• Input material
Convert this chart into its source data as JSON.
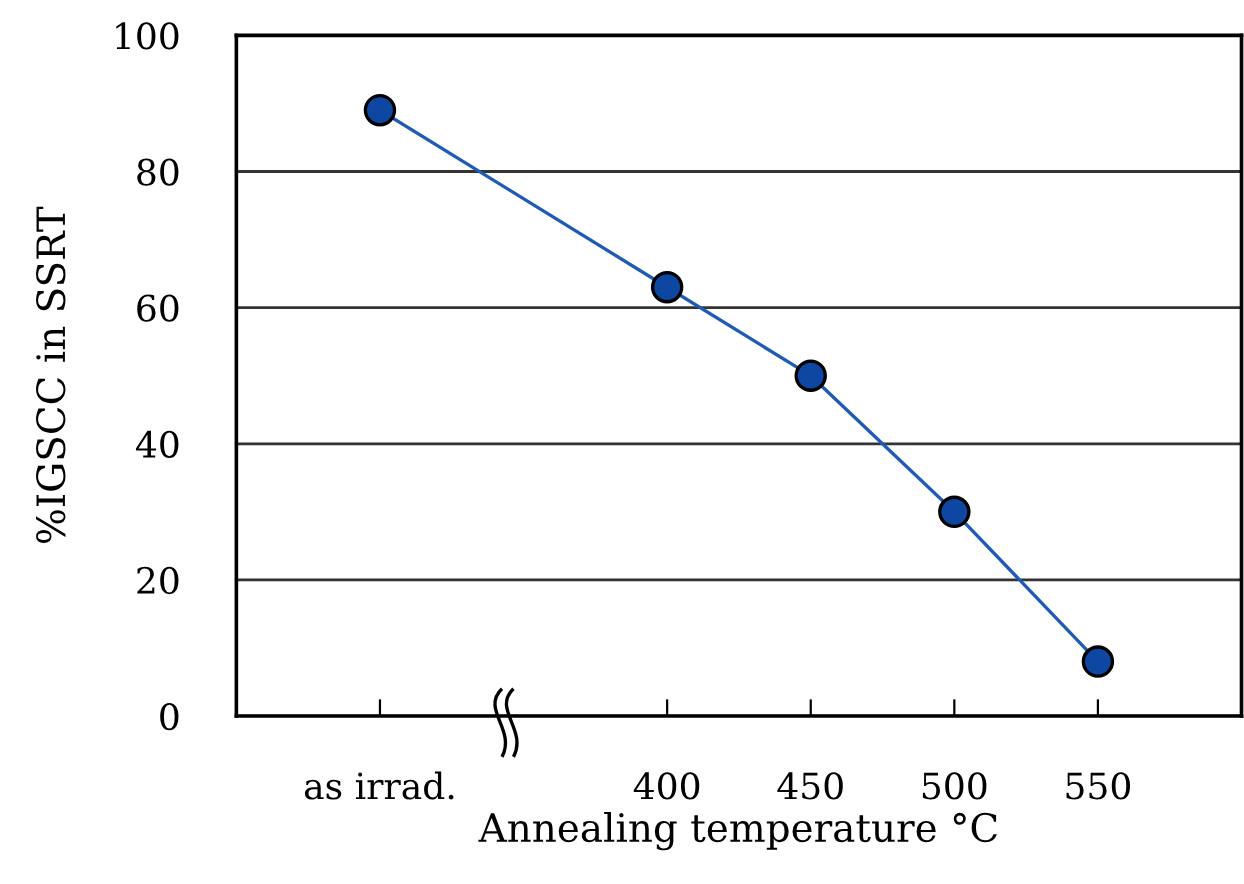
{
  "chart_data": {
    "type": "line",
    "xlabel": "Annealing temperature °C",
    "ylabel": "%IGSCC in SSRT",
    "categories": [
      "as irrad.",
      null,
      "400",
      "450",
      "500",
      "550"
    ],
    "series": [
      {
        "color": "#1f5bb5",
        "values": [
          89,
          null,
          63,
          50,
          30,
          8
        ]
      }
    ],
    "ylim": [
      0,
      100
    ],
    "yticks": [
      0,
      20,
      40,
      60,
      80,
      100
    ],
    "grid": "y",
    "marker": "circle",
    "line_style": "solid",
    "legend": false
  }
}
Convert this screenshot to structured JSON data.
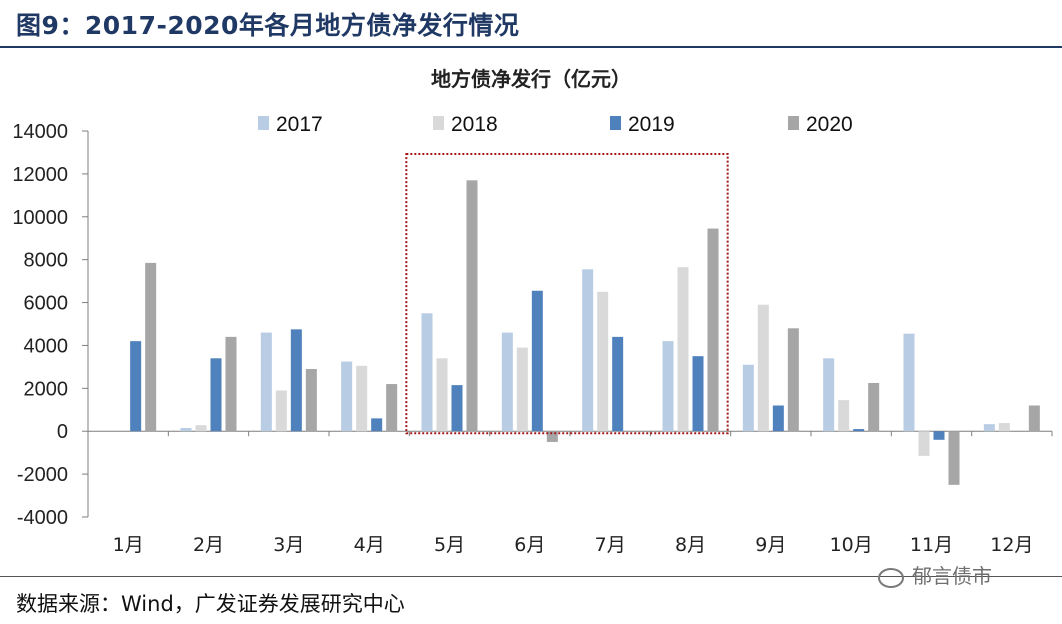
{
  "figure_title": "图9：2017-2020年各月地方债净发行情况",
  "source": "数据来源：Wind，广发证券发展研究中心",
  "watermark": "郁言债市",
  "chart_data": {
    "type": "bar",
    "title": "地方债净发行（亿元）",
    "categories": [
      "1月",
      "2月",
      "3月",
      "4月",
      "5月",
      "6月",
      "7月",
      "8月",
      "9月",
      "10月",
      "11月",
      "12月"
    ],
    "ylim": [
      -4000,
      14000
    ],
    "yticks": [
      14000,
      12000,
      10000,
      8000,
      6000,
      4000,
      2000,
      0,
      -2000,
      -4000
    ],
    "grid": false,
    "legend_position": "top",
    "highlight_box": {
      "from_category": "5月",
      "to_category": "8月",
      "color": "#a01818",
      "style": "dotted"
    },
    "series": [
      {
        "name": "2017",
        "color": "#b8cce4",
        "values": [
          0,
          150,
          4600,
          3250,
          5500,
          4600,
          7550,
          4200,
          3100,
          3400,
          4550,
          330
        ]
      },
      {
        "name": "2018",
        "color": "#d9d9d9",
        "values": [
          0,
          280,
          1900,
          3050,
          3400,
          3900,
          6500,
          7650,
          5900,
          1450,
          -1150,
          380
        ]
      },
      {
        "name": "2019",
        "color": "#4f81bd",
        "values": [
          4200,
          3400,
          4750,
          600,
          2150,
          6550,
          4400,
          3500,
          1200,
          100,
          -400,
          0
        ]
      },
      {
        "name": "2020",
        "color": "#a6a6a6",
        "values": [
          7850,
          4400,
          2900,
          2200,
          11700,
          -500,
          0,
          9450,
          4800,
          2250,
          -2500,
          1200
        ]
      }
    ]
  }
}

• Written task
Using the listing above, show each line holding the string "source".

• Written reply
Convert this chart into its source data as JSON.
  "source": "数据来源：Wind，广发证券发展研究中心",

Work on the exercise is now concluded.